Data provided:

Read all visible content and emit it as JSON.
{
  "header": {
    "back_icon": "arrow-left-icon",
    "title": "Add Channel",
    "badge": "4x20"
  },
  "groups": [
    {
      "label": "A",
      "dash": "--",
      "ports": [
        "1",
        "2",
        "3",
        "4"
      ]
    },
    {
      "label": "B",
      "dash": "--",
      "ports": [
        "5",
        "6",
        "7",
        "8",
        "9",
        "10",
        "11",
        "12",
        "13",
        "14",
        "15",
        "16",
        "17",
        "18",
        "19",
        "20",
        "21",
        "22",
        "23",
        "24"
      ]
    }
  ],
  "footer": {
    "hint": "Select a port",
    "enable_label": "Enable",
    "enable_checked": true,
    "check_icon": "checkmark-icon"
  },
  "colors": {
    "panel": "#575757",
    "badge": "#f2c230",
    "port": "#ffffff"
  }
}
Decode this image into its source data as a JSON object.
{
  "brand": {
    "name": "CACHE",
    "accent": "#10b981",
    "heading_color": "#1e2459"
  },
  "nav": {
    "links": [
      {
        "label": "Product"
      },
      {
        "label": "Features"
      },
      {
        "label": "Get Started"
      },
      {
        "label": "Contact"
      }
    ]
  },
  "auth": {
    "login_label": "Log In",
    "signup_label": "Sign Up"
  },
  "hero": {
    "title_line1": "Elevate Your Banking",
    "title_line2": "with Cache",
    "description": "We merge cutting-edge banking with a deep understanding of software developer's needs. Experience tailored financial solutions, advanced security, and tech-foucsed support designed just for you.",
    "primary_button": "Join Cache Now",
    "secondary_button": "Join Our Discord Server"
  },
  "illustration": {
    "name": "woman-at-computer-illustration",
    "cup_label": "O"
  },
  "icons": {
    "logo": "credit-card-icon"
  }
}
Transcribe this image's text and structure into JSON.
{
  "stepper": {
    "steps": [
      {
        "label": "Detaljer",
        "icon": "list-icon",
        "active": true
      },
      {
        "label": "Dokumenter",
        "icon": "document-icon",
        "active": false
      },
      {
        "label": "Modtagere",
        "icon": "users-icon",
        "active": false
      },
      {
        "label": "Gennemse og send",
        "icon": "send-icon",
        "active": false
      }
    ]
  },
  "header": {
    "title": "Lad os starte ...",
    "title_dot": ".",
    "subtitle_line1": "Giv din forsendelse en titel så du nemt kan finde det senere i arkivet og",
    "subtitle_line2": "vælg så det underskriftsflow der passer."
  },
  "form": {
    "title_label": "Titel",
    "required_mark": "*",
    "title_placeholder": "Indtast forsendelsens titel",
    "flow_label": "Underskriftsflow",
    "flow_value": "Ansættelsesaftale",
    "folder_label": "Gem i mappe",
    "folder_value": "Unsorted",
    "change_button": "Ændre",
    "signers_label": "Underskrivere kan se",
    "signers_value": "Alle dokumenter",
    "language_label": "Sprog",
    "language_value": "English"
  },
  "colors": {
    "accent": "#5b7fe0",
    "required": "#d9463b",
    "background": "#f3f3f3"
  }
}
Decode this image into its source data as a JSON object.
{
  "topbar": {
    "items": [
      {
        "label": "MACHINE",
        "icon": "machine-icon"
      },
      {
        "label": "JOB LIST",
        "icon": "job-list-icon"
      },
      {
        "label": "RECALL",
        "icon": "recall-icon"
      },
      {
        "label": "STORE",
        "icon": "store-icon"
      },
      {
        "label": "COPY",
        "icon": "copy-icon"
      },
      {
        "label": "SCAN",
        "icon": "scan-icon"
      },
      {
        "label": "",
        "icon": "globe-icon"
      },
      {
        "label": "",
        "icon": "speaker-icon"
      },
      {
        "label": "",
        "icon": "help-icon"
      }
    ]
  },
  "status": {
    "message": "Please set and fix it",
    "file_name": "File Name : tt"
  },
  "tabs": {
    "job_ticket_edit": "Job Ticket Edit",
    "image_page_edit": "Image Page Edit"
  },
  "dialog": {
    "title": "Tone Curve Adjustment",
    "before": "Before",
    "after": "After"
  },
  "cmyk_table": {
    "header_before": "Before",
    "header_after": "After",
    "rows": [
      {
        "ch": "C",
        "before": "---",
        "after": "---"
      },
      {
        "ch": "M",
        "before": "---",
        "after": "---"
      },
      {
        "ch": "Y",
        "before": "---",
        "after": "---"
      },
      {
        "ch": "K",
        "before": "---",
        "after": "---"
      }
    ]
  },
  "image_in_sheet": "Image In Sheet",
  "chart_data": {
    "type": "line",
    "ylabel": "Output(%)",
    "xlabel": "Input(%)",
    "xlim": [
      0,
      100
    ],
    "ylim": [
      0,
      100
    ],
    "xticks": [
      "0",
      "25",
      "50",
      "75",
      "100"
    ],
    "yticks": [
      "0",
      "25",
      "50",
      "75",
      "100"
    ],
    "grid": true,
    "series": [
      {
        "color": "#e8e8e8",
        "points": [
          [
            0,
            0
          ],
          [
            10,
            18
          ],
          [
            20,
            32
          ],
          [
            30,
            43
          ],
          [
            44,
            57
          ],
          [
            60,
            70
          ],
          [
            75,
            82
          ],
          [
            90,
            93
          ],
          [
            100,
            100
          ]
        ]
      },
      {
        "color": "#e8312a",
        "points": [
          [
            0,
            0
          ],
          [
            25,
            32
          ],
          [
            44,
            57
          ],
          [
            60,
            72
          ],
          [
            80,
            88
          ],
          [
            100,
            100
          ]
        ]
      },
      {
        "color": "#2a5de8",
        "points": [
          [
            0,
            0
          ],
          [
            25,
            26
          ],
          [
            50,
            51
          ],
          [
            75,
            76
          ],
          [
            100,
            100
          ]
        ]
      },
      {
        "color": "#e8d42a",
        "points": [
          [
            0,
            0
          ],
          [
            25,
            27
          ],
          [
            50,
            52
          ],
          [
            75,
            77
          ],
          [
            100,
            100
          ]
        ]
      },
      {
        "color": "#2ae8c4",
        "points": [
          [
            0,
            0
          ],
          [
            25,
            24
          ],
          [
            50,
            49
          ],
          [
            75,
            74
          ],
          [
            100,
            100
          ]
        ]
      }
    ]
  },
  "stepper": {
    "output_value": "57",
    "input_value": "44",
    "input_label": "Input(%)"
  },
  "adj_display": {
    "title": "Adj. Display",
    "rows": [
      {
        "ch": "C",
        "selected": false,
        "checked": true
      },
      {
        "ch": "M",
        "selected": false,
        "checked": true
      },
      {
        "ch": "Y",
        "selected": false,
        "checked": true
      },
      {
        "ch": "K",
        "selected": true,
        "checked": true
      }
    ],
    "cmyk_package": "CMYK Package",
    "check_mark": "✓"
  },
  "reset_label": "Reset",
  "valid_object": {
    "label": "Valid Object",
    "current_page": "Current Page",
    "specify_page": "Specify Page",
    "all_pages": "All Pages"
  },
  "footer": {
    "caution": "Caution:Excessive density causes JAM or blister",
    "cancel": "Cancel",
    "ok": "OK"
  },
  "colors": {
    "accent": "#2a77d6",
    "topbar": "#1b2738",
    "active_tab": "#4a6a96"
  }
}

Goal: Search the records for the word "Join". Copy every line that has it.

Completed exercise:
    "primary_button": "Join Cache Now",
    "secondary_button": "Join Our Discord Server"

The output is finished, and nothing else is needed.